### 実施課題
(1) レベルスイッチに関する文章の番号付き見出しに出てくるレベルスイッチの方式をすべて書き出す。
(2) レベルスイッチに関する文章を、最後の文のあとから書き継ぐ。

### 提供テキスト
松山技術コンサルタント事務所 所長 松 山 裕

1.レベルスイッチの概要
 レベルスイッチは、液体もしくは粉粒体のレベルとあらかじめ設定したレベル値とを比較し、その差の正負に応じてオンオフ信号を出力する計器です。したがってレベルスイッチを使用しても、対象面のレベルが設定した位置の上にあるか下にあるかしかわかりません。しかしこれを使用することにより、タンクがオーバーフローしたり空になったりすることを防ぐことや、上限用と下限用の2個のレベルスイッチを使用してレベルをほぼ上下限間にコントロールすることが可能です。そのためプロセスの現場では、レベルスイッチが多量に使用されています。
 これまでに説明してきたレベル計の変換・表示部分を変更することにより、レベルスイッチ機能を実現することができます。しかしセンサ部分の構造を大きく変えた製品もあります。また、これまでに説明しなかった原理によるレベルスイッチもあります。以下主なレベルスイッチについて説明します。

2.フロート式レベルスイッチ
 液面に浮かべたフロートに固定した磁石により、外部に設置したマイクロスイッチやステムに内蔵したリードスイッチを駆動させます。その例は、本連載第2回の図4に示しました。1本のステムに複数のリング状のフロートを通し、複数のレベル位置を検出する製品もあります。

3.超音波式レベルスイッチ
 粉粒面用超音波式レベルスイッチの例を図1に示します。超音波の送信器と受信器の間に粉粒体があれば、超音波は透過せず受信器からの出力はオフになります。この原理は、マイクロ波式や放射線式のレベルスイッチにも使用されています。
 超音波は液体中ではよく通り、空気中では減衰が大きくなります。したがって、超音波送信器と受信器を対向させて液面近くに置くと、液面の上昇によって受信器の出力はオンになります。これと同じ原理で、1個の超音波送受信器を使用する例を図2に示します。この場合、送信波は容器の反対側の壁から反射されて送受信器へ帰ってきます。超音波送受信器はタンクの外側に接着するだけなので、取付けが容易です。 

4.静電容量式レベルスイッチ
 静電容量式レベルスイッチは、棒状の電極をタンクの上部から挿入する場合と側面から直角に挿入する場合があります(本連載第5回の図7参照)。側面挿入の場合、測定対象が高粘性液で測定電極に厚く付着すると、誤動作を生じる可能性が高いので注意が必要です。
 
5.振動式レベルスイッチ
 音叉状、板状もしくは棒状の振動片を一定周波数で振動させておきます。これらを取り付けた位置まで液体もしくは粉粒体レベルが到達すると、振動の周波数が減少する(液体の場合)か振動が停止します(粉粒体の場合)。そこで、この変化を検出してレベルを知ることができます。音叉形の製品の例を図3に示します。この場合音叉の根元は振動しないので、高粘性液の付着はほとんど問題ありません。各種の製品があり、通常の製品では粉粒体の見掛比重が0.2程度まで測定可能ですが、高感度形では0.02程度まで測定可能の製品もあります。

### データセット内容
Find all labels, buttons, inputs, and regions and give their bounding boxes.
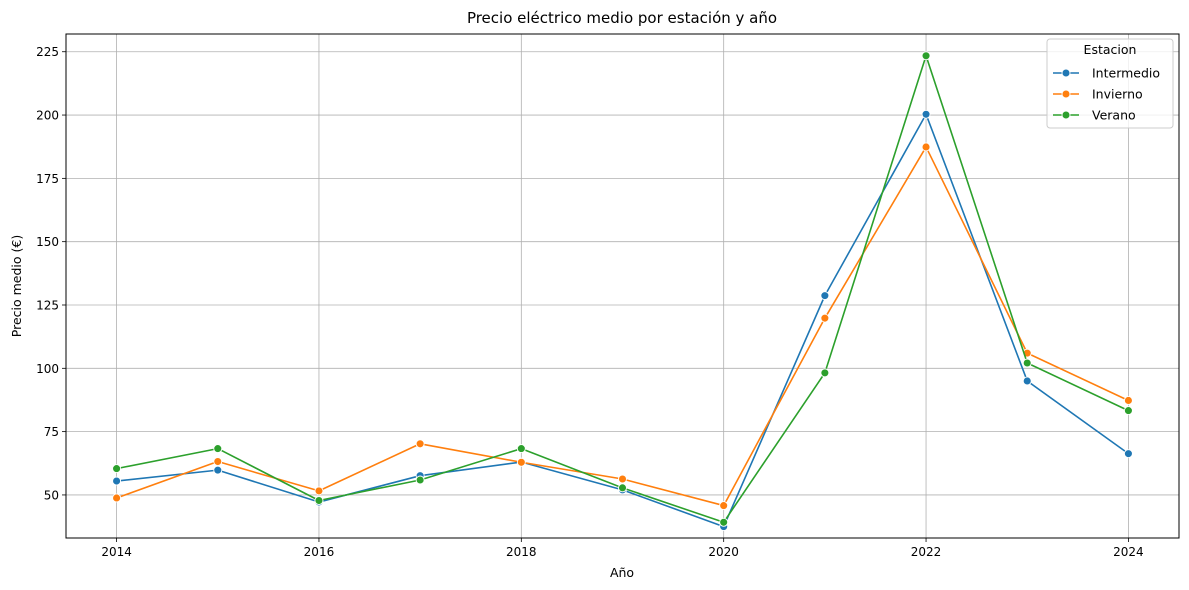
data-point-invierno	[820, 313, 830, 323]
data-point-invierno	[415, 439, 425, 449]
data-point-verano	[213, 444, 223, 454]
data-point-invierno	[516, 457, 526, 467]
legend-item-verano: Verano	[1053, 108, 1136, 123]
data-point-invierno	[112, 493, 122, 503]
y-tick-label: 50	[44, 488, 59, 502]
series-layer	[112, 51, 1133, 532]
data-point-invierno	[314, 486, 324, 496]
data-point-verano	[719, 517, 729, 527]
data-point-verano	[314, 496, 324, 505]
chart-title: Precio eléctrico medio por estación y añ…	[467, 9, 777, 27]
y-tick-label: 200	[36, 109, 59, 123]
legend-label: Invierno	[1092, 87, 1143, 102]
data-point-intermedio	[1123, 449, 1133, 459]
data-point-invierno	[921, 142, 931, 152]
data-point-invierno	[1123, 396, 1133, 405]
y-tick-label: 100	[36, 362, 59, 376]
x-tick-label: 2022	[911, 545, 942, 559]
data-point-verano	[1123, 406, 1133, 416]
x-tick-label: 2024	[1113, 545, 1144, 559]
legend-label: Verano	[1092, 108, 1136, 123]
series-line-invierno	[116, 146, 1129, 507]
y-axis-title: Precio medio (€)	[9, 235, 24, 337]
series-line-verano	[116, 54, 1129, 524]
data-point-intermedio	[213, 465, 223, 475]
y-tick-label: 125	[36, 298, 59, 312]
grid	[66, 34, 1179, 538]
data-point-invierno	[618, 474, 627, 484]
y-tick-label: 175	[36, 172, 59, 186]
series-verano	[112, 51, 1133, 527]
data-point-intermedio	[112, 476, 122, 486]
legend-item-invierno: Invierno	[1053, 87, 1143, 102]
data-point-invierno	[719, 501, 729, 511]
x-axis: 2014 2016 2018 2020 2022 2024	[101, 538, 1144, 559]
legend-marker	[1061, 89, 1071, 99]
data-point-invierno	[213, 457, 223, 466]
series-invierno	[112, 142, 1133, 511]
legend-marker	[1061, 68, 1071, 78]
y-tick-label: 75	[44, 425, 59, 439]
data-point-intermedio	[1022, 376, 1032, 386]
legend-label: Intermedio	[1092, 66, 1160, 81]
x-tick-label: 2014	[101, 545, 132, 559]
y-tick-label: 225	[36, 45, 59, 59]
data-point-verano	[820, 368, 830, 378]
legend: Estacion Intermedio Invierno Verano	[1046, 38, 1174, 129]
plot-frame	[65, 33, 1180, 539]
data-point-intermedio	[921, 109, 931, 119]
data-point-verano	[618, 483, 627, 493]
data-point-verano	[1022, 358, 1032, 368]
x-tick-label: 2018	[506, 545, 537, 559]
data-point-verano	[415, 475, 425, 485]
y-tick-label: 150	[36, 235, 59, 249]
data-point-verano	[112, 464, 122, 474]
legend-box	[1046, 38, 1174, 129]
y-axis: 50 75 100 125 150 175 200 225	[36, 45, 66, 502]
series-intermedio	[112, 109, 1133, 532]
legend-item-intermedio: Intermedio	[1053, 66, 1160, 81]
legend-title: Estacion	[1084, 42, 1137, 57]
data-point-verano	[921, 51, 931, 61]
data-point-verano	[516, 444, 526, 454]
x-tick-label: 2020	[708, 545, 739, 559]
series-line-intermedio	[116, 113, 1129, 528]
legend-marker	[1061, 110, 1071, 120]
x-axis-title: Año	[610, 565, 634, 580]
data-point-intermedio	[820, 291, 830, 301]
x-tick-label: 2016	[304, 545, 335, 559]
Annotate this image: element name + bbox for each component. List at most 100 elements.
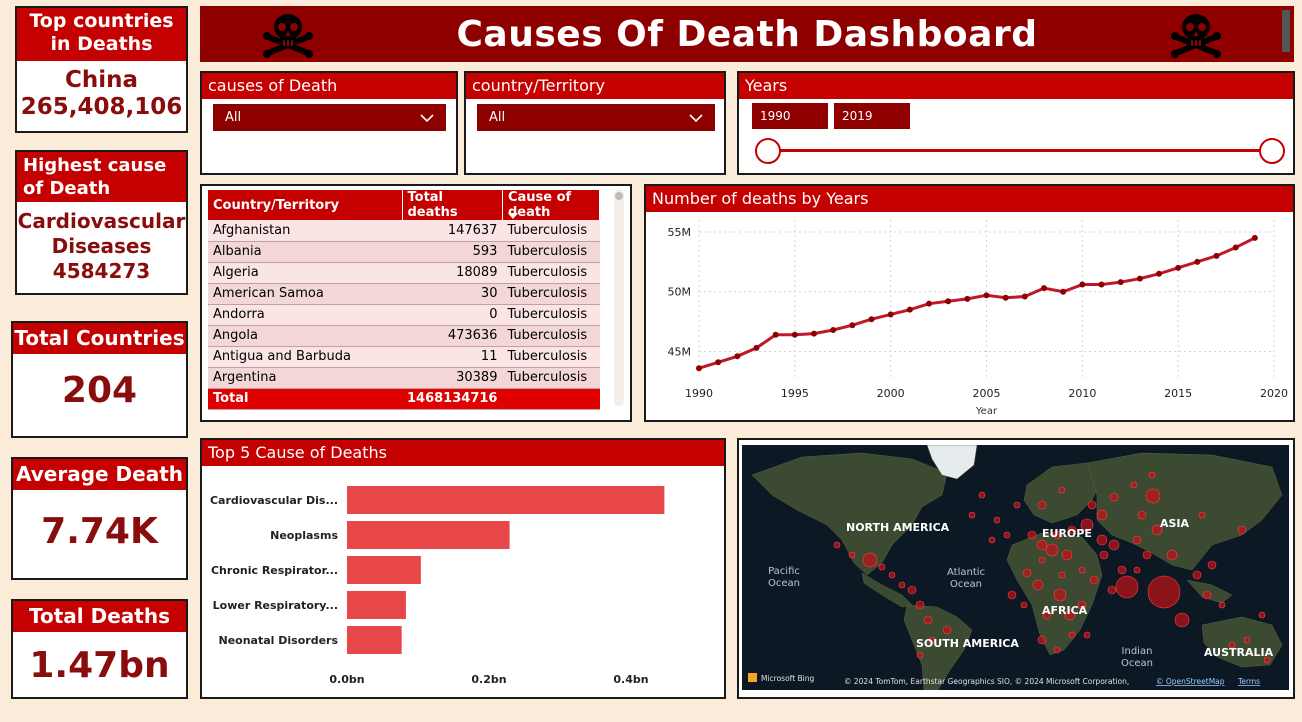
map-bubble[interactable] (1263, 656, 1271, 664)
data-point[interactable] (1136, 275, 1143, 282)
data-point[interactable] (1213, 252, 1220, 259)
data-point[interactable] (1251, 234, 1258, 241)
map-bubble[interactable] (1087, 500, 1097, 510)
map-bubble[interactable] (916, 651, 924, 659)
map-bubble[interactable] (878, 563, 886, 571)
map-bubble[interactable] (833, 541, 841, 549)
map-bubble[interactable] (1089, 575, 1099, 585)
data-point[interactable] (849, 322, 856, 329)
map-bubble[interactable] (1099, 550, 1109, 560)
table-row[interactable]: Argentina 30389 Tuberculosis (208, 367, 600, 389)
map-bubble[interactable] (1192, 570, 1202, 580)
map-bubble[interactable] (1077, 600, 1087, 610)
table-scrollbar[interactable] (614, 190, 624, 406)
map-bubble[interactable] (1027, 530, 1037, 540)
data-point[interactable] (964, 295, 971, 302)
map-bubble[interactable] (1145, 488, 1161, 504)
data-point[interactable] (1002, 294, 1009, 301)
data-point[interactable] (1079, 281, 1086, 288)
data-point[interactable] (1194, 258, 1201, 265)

### 演習結果
(1) フロート式、超音波式、静電容量式、振動式

(2)
 
6.回転羽根式およびピストン式レベルスイッチ
 回転羽根式では、羽根車をモータで低速回転させます。タンク内に突出した羽根車が粉粒体に埋まると、羽根車は回転を停止しますので、これを検出してマイクロスイッチをオンオフさせます。
 ピストン式では、円板をモータにより前後に往復運動させます(図4参照)。円板が粉粒体に埋まると往復運動が停止するので、これを検出してマイクロスイッチをオンオフさせます。

7.導電率式レベルスイッチ
 2本の金属電極を水などの導電性液体に接触させると、この間に電流が流れます。これを検出すれば液面の位置を知ることができます。2本でなく3本以上の電極を使用する製品や、1本のケーブルに多数のリング状の電極を取り付け、10点のレベルを検出する製品もあります。後者の構造を図5に示します。
 導電率式レベル計は、構造が簡単で安価であるため、昔から広く使用されています。ただし導電性がない液体(たとえば純水)には使用できません。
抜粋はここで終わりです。